[TASK DESCRIPTION] Omit the images. Copy each entry word for word.

Extracted records
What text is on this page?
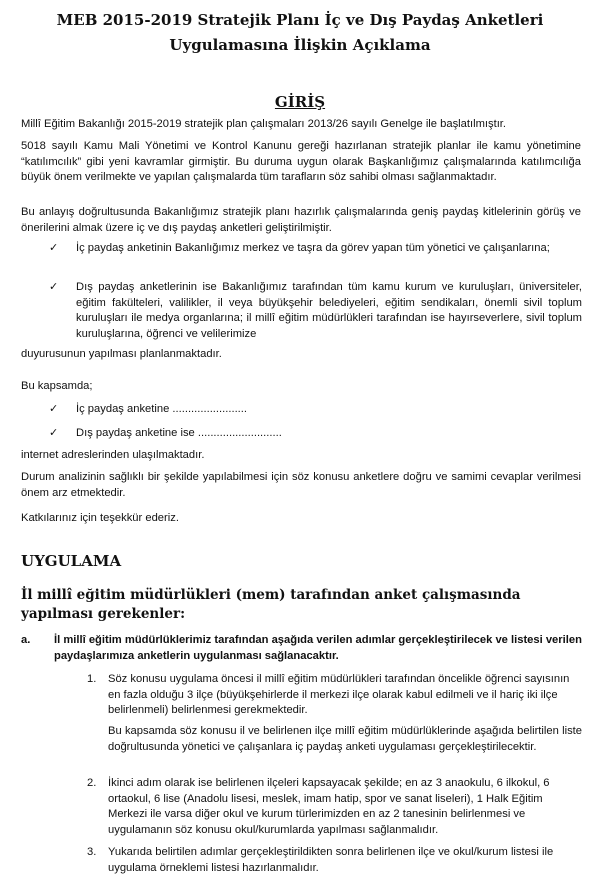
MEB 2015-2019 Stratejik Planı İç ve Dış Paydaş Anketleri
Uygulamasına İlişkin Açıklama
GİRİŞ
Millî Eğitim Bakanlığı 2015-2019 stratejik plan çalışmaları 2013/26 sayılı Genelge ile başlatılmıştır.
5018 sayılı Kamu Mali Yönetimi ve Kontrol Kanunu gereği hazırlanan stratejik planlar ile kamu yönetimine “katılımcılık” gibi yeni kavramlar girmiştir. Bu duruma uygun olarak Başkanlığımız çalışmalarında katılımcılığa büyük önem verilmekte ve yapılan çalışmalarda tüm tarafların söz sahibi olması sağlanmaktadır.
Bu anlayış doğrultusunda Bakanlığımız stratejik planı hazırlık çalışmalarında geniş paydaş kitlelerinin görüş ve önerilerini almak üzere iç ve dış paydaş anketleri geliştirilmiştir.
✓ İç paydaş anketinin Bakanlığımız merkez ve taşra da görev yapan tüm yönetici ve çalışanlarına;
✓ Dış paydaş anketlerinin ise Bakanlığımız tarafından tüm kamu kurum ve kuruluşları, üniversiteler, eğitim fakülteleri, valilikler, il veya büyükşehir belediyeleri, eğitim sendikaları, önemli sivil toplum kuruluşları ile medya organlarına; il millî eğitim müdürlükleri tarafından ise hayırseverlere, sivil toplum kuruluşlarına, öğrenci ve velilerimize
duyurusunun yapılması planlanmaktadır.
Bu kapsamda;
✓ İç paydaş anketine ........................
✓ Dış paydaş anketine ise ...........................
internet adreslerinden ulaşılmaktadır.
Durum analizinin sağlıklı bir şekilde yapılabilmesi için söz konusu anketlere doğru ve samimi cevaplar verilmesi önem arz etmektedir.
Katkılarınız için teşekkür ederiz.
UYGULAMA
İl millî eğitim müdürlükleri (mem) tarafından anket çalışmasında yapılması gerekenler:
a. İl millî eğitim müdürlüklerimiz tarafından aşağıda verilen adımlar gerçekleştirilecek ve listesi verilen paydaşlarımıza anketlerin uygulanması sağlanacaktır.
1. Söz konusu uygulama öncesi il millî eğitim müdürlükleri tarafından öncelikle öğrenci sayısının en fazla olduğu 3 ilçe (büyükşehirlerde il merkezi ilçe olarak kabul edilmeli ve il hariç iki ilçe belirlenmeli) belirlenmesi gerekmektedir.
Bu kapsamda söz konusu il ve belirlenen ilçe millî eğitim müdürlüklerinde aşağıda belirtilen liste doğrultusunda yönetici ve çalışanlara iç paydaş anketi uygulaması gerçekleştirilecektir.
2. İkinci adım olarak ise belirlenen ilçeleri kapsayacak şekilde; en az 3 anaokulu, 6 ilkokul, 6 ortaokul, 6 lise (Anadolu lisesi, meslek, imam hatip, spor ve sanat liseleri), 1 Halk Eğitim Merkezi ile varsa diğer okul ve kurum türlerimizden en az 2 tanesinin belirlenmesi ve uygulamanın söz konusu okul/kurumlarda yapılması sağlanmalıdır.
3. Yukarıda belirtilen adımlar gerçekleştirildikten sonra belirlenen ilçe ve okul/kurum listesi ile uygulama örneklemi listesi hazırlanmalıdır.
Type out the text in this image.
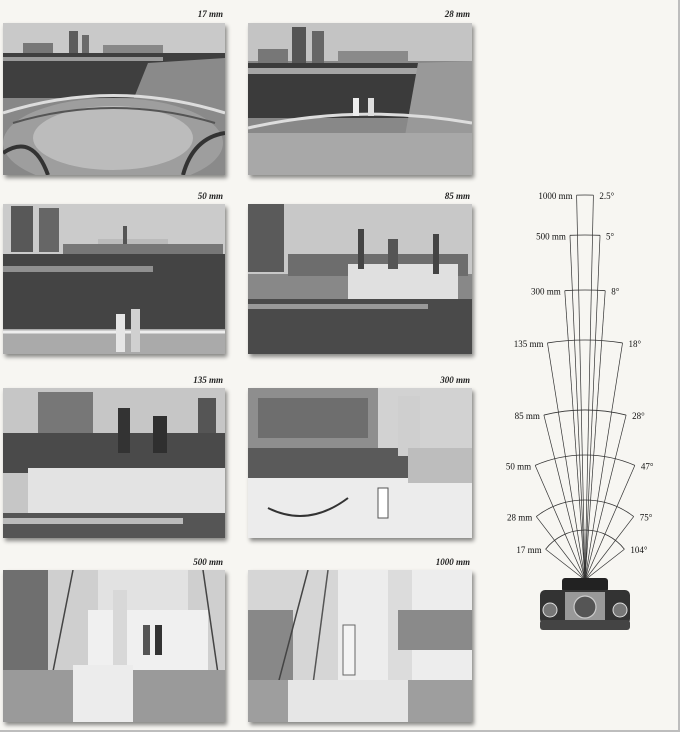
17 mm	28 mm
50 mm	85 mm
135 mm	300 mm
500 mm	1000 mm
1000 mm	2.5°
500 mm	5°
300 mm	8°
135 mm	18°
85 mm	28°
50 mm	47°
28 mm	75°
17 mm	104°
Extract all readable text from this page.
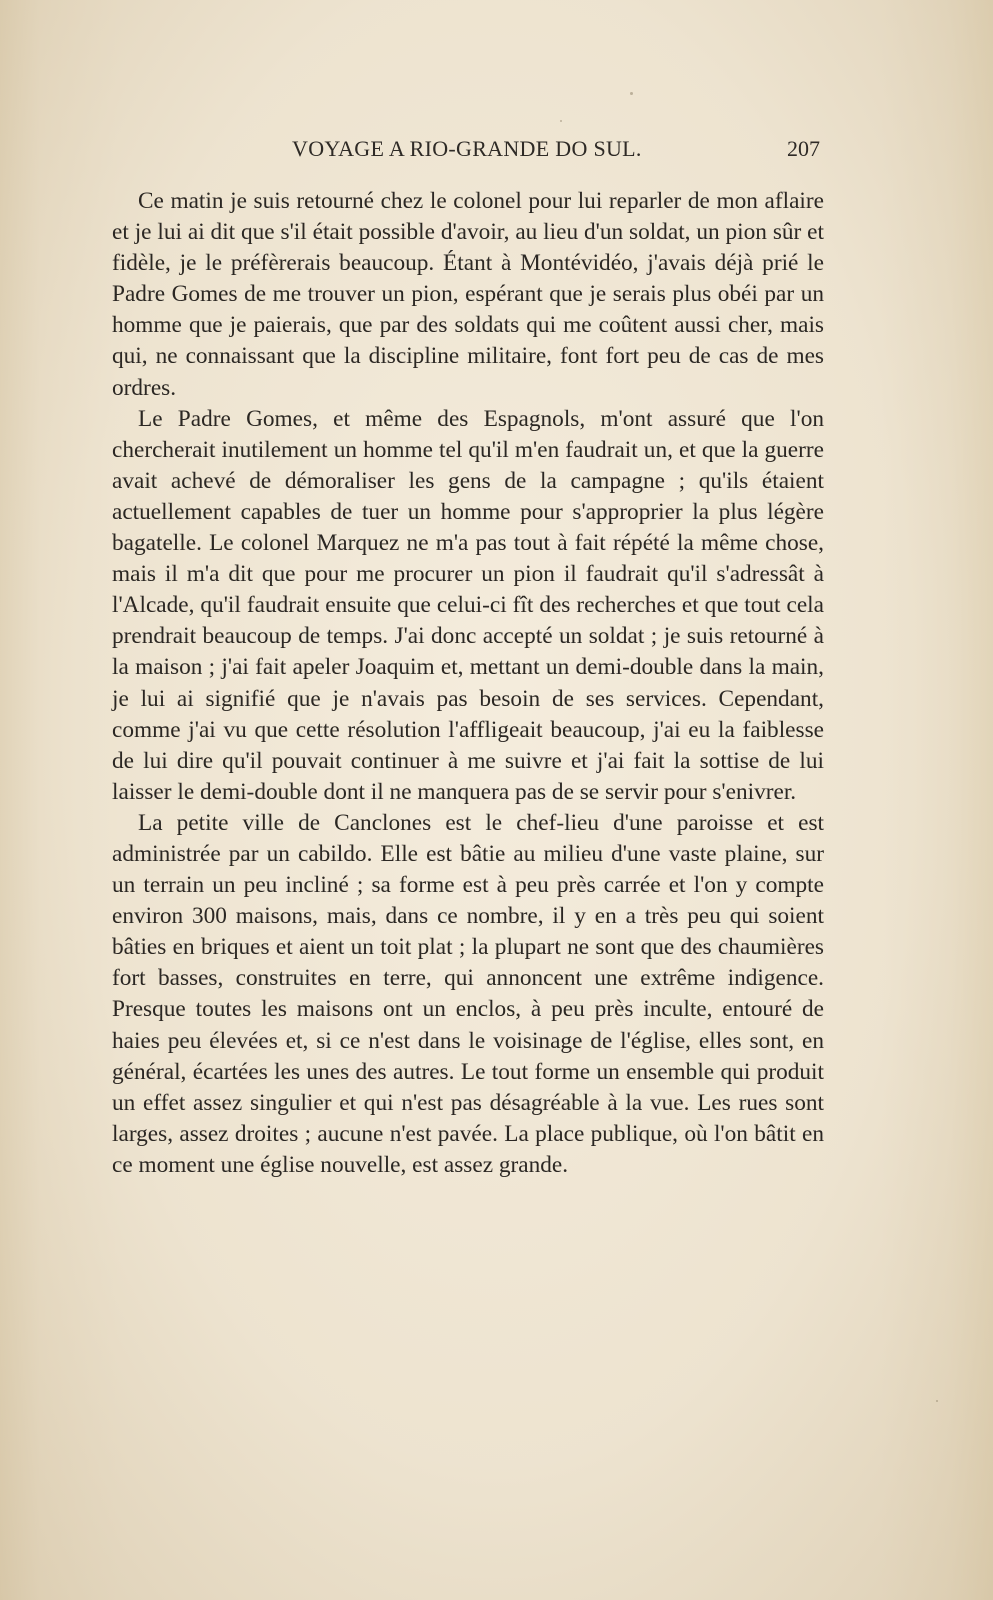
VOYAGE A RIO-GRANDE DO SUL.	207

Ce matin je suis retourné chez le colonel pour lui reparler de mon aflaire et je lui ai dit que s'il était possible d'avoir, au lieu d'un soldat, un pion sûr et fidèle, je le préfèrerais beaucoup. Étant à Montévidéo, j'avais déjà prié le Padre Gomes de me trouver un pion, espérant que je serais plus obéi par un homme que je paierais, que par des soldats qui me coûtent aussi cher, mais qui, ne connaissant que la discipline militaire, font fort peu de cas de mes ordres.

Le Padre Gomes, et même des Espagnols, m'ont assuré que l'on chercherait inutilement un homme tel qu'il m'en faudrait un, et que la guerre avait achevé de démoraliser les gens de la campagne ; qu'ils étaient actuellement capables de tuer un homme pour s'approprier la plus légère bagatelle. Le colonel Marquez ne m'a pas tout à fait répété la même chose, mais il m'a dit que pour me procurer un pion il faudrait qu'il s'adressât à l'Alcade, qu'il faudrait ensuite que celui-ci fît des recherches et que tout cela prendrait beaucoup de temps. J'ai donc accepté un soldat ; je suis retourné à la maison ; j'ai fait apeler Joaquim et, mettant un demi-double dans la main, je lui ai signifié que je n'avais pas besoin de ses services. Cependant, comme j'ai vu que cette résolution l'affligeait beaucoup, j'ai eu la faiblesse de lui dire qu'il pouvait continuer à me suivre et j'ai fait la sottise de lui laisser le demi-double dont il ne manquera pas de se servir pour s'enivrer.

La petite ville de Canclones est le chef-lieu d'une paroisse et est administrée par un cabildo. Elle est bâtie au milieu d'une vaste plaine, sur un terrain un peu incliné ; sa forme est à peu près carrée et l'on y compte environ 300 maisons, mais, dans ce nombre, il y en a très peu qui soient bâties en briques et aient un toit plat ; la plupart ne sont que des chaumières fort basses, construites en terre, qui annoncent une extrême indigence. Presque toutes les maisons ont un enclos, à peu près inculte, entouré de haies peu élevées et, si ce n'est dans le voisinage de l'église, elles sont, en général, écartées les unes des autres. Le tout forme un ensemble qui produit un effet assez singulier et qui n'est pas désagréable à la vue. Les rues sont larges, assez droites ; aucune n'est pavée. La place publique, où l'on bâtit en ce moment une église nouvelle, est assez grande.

[REPLY]
What text is on this page?
MEB 2015-2019 Stratejik Planı İç ve Dış Paydaş Anketleri
Uygulamasına İlişkin Açıklama
GİRİŞ
Millî Eğitim Bakanlığı 2015-2019 stratejik plan çalışmaları 2013/26 sayılı Genelge ile başlatılmıştır.
5018 sayılı Kamu Mali Yönetimi ve Kontrol Kanunu gereği hazırlanan stratejik planlar ile kamu yönetimine “katılımcılık” gibi yeni kavramlar girmiştir. Bu duruma uygun olarak Başkanlığımız çalışmalarında katılımcılığa büyük önem verilmekte ve yapılan çalışmalarda tüm tarafların söz sahibi olması sağlanmaktadır.
Bu anlayış doğrultusunda Bakanlığımız stratejik planı hazırlık çalışmalarında geniş paydaş kitlelerinin görüş ve önerilerini almak üzere iç ve dış paydaş anketleri geliştirilmiştir.
✓ İç paydaş anketinin Bakanlığımız merkez ve taşra da görev yapan tüm yönetici ve çalışanlarına;
✓ Dış paydaş anketlerinin ise Bakanlığımız tarafından tüm kamu kurum ve kuruluşları, üniversiteler, eğitim fakülteleri, valilikler, il veya büyükşehir belediyeleri, eğitim sendikaları, önemli sivil toplum kuruluşları ile medya organlarına; il millî eğitim müdürlükleri tarafından ise hayırseverlere, sivil toplum kuruluşlarına, öğrenci ve velilerimize
duyurusunun yapılması planlanmaktadır.
Bu kapsamda;
✓ İç paydaş anketine ........................
✓ Dış paydaş anketine ise ...........................
internet adreslerinden ulaşılmaktadır.
Durum analizinin sağlıklı bir şekilde yapılabilmesi için söz konusu anketlere doğru ve samimi cevaplar verilmesi önem arz etmektedir.
Katkılarınız için teşekkür ederiz.
UYGULAMA
İl millî eğitim müdürlükleri (mem) tarafından anket çalışmasında yapılması gerekenler:
a. İl millî eğitim müdürlüklerimiz tarafından aşağıda verilen adımlar gerçekleştirilecek ve listesi verilen paydaşlarımıza anketlerin uygulanması sağlanacaktır.
1. Söz konusu uygulama öncesi il millî eğitim müdürlükleri tarafından öncelikle öğrenci sayısının en fazla olduğu 3 ilçe (büyükşehirlerde il merkezi ilçe olarak kabul edilmeli ve il hariç iki ilçe belirlenmeli) belirlenmesi gerekmektedir.
Bu kapsamda söz konusu il ve belirlenen ilçe millî eğitim müdürlüklerinde aşağıda belirtilen liste doğrultusunda yönetici ve çalışanlara iç paydaş anketi uygulaması gerçekleştirilecektir.
2. İkinci adım olarak ise belirlenen ilçeleri kapsayacak şekilde; en az 3 anaokulu, 6 ilkokul, 6 ortaokul, 6 lise (Anadolu lisesi, meslek, imam hatip, spor ve sanat liseleri), 1 Halk Eğitim Merkezi ile varsa diğer okul ve kurum türlerimizden en az 2 tanesinin belirlenmesi ve uygulamanın söz konusu okul/kurumlarda yapılması sağlanmalıdır.
3. Yukarıda belirtilen adımlar gerçekleştirildikten sonra belirlenen ilçe ve okul/kurum listesi ile uygulama örneklemi listesi hazırlanmalıdır.
Type out the text in this image.
17 mm	28 mm
50 mm	85 mm
135 mm	300 mm
500 mm	1000 mm
1000 mm	2.5°
500 mm	5°
300 mm	8°
135 mm	18°
85 mm	28°
50 mm	47°
28 mm	75°
17 mm	104°
Extract all readable text from this page.
VOYAGE A RIO-GRANDE DO SUL.	207

Ce matin je suis retourné chez le colonel pour lui reparler de mon aflaire et je lui ai dit que s'il était possible d'avoir, au lieu d'un soldat, un pion sûr et fidèle, je le préfèrerais beaucoup. Étant à Montévidéo, j'avais déjà prié le Padre Gomes de me trouver un pion, espérant que je serais plus obéi par un homme que je paierais, que par des soldats qui me coûtent aussi cher, mais qui, ne connaissant que la discipline militaire, font fort peu de cas de mes ordres.

Le Padre Gomes, et même des Espagnols, m'ont assuré que l'on chercherait inutilement un homme tel qu'il m'en faudrait un, et que la guerre avait achevé de démoraliser les gens de la campagne ; qu'ils étaient actuellement capables de tuer un homme pour s'approprier la plus légère bagatelle. Le colonel Marquez ne m'a pas tout à fait répété la même chose, mais il m'a dit que pour me procurer un pion il faudrait qu'il s'adressât à l'Alcade, qu'il faudrait ensuite que celui-ci fît des recherches et que tout cela prendrait beaucoup de temps. J'ai donc accepté un soldat ; je suis retourné à la maison ; j'ai fait apeler Joaquim et, mettant un demi-double dans la main, je lui ai signifié que je n'avais pas besoin de ses services. Cependant, comme j'ai vu que cette résolution l'affligeait beaucoup, j'ai eu la faiblesse de lui dire qu'il pouvait continuer à me suivre et j'ai fait la sottise de lui laisser le demi-double dont il ne manquera pas de se servir pour s'enivrer.

La petite ville de Canclones est le chef-lieu d'une paroisse et est administrée par un cabildo. Elle est bâtie au milieu d'une vaste plaine, sur un terrain un peu incliné ; sa forme est à peu près carrée et l'on y compte environ 300 maisons, mais, dans ce nombre, il y en a très peu qui soient bâties en briques et aient un toit plat ; la plupart ne sont que des chaumières fort basses, construites en terre, qui annoncent une extrême indigence. Presque toutes les maisons ont un enclos, à peu près inculte, entouré de haies peu élevées et, si ce n'est dans le voisinage de l'église, elles sont, en général, écartées les unes des autres. Le tout forme un ensemble qui produit un effet assez singulier et qui n'est pas désagréable à la vue. Les rues sont larges, assez droites ; aucune n'est pavée. La place publique, où l'on bâtit en ce moment une église nouvelle, est assez grande.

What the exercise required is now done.